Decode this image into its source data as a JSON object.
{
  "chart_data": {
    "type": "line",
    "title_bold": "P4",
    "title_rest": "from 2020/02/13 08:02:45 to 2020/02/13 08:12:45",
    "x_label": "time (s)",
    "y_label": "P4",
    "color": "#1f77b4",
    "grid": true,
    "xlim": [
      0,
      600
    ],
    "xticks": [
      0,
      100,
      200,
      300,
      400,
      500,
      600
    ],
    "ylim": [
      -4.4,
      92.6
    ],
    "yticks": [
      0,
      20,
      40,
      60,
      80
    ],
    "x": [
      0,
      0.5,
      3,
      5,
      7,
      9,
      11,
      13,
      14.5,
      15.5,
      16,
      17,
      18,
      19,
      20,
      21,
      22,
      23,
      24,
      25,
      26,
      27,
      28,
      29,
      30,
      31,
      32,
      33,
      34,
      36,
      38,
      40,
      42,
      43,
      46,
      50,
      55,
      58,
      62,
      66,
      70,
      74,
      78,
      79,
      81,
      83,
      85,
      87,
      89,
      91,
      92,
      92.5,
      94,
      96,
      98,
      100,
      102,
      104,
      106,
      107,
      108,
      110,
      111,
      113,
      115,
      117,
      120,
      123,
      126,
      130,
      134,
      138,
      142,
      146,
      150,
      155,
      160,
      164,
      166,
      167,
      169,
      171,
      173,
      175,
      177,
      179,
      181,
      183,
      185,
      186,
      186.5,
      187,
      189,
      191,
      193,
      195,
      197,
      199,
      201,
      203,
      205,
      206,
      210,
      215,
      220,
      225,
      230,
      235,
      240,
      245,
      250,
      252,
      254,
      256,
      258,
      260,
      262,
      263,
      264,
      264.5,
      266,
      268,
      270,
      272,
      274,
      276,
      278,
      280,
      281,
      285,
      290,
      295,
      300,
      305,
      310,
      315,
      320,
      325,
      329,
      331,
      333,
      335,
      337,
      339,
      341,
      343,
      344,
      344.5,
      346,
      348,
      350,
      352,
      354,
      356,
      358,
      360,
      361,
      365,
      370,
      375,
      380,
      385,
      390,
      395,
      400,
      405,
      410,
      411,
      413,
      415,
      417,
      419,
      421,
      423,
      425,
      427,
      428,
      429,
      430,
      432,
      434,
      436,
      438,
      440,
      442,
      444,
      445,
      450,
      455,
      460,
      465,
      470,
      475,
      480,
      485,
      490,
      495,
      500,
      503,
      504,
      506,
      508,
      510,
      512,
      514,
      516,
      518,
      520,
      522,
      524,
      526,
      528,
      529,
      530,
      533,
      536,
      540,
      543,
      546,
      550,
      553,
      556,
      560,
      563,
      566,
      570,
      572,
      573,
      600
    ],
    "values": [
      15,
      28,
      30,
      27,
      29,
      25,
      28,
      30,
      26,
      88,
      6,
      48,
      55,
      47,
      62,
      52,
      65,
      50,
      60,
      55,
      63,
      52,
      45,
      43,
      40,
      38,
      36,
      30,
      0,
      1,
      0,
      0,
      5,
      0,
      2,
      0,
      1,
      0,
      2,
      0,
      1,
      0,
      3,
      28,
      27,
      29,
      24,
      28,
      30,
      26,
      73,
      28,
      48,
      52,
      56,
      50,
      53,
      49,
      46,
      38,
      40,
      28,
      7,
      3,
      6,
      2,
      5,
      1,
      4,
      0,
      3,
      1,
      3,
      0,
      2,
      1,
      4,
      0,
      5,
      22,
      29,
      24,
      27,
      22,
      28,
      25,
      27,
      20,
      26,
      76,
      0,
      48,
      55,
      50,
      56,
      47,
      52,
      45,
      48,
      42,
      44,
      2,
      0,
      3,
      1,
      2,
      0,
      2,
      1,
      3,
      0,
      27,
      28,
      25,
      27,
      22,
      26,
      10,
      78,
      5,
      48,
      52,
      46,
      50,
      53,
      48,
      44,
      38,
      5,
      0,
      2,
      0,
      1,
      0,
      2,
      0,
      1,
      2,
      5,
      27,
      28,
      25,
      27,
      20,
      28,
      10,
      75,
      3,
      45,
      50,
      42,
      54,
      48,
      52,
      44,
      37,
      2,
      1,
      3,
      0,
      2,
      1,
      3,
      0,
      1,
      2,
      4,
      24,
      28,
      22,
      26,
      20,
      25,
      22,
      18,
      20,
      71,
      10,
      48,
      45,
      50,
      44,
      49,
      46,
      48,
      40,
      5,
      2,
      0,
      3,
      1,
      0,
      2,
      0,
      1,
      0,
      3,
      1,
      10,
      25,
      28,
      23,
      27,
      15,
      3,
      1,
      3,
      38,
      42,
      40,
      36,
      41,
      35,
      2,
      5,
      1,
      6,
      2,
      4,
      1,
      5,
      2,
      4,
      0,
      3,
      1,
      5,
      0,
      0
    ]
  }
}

Written instruction: Reproduce the entire listing word for word.

Output for this exercise:
Decode this image into its source data as a JSON object.
{
  "chart_data": {
    "type": "line",
    "title_bold": "P4",
    "title_rest": "from 2020/02/13 08:02:45 to 2020/02/13 08:12:45",
    "x_label": "time (s)",
    "y_label": "P4",
    "color": "#1f77b4",
    "grid": true,
    "xlim": [
      0,
      600
    ],
    "xticks": [
      0,
      100,
      200,
      300,
      400,
      500,
      600
    ],
    "ylim": [
      -4.4,
      92.6
    ],
    "yticks": [
      0,
      20,
      40,
      60,
      80
    ],
    "x": [
      0,
      0.5,
      3,
      5,
      7,
      9,
      11,
      13,
      14.5,
      15.5,
      16,
      17,
      18,
      19,
      20,
      21,
      22,
      23,
      24,
      25,
      26,
      27,
      28,
      29,
      30,
      31,
      32,
      33,
      34,
      36,
      38,
      40,
      42,
      43,
      46,
      50,
      55,
      58,
      62,
      66,
      70,
      74,
      78,
      79,
      81,
      83,
      85,
      87,
      89,
      91,
      92,
      92.5,
      94,
      96,
      98,
      100,
      102,
      104,
      106,
      107,
      108,
      110,
      111,
      113,
      115,
      117,
      120,
      123,
      126,
      130,
      134,
      138,
      142,
      146,
      150,
      155,
      160,
      164,
      166,
      167,
      169,
      171,
      173,
      175,
      177,
      179,
      181,
      183,
      185,
      186,
      186.5,
      187,
      189,
      191,
      193,
      195,
      197,
      199,
      201,
      203,
      205,
      206,
      210,
      215,
      220,
      225,
      230,
      235,
      240,
      245,
      250,
      252,
      254,
      256,
      258,
      260,
      262,
      263,
      264,
      264.5,
      266,
      268,
      270,
      272,
      274,
      276,
      278,
      280,
      281,
      285,
      290,
      295,
      300,
      305,
      310,
      315,
      320,
      325,
      329,
      331,
      333,
      335,
      337,
      339,
      341,
      343,
      344,
      344.5,
      346,
      348,
      350,
      352,
      354,
      356,
      358,
      360,
      361,
      365,
      370,
      375,
      380,
      385,
      390,
      395,
      400,
      405,
      410,
      411,
      413,
      415,
      417,
      419,
      421,
      423,
      425,
      427,
      428,
      429,
      430,
      432,
      434,
      436,
      438,
      440,
      442,
      444,
      445,
      450,
      455,
      460,
      465,
      470,
      475,
      480,
      485,
      490,
      495,
      500,
      503,
      504,
      506,
      508,
      510,
      512,
      514,
      516,
      518,
      520,
      522,
      524,
      526,
      528,
      529,
      530,
      533,
      536,
      540,
      543,
      546,
      550,
      553,
      556,
      560,
      563,
      566,
      570,
      572,
      573,
      600
    ],
    "values": [
      15,
      28,
      30,
      27,
      29,
      25,
      28,
      30,
      26,
      88,
      6,
      48,
      55,
      47,
      62,
      52,
      65,
      50,
      60,
      55,
      63,
      52,
      45,
      43,
      40,
      38,
      36,
      30,
      0,
      1,
      0,
      0,
      5,
      0,
      2,
      0,
      1,
      0,
      2,
      0,
      1,
      0,
      3,
      28,
      27,
      29,
      24,
      28,
      30,
      26,
      73,
      28,
      48,
      52,
      56,
      50,
      53,
      49,
      46,
      38,
      40,
      28,
      7,
      3,
      6,
      2,
      5,
      1,
      4,
      0,
      3,
      1,
      3,
      0,
      2,
      1,
      4,
      0,
      5,
      22,
      29,
      24,
      27,
      22,
      28,
      25,
      27,
      20,
      26,
      76,
      0,
      48,
      55,
      50,
      56,
      47,
      52,
      45,
      48,
      42,
      44,
      2,
      0,
      3,
      1,
      2,
      0,
      2,
      1,
      3,
      0,
      27,
      28,
      25,
      27,
      22,
      26,
      10,
      78,
      5,
      48,
      52,
      46,
      50,
      53,
      48,
      44,
      38,
      5,
      0,
      2,
      0,
      1,
      0,
      2,
      0,
      1,
      2,
      5,
      27,
      28,
      25,
      27,
      20,
      28,
      10,
      75,
      3,
      45,
      50,
      42,
      54,
      48,
      52,
      44,
      37,
      2,
      1,
      3,
      0,
      2,
      1,
      3,
      0,
      1,
      2,
      4,
      24,
      28,
      22,
      26,
      20,
      25,
      22,
      18,
      20,
      71,
      10,
      48,
      45,
      50,
      44,
      49,
      46,
      48,
      40,
      5,
      2,
      0,
      3,
      1,
      0,
      2,
      0,
      1,
      0,
      3,
      1,
      10,
      25,
      28,
      23,
      27,
      15,
      3,
      1,
      3,
      38,
      42,
      40,
      36,
      41,
      35,
      2,
      5,
      1,
      6,
      2,
      4,
      1,
      5,
      2,
      4,
      0,
      3,
      1,
      5,
      0,
      0
    ]
  }
}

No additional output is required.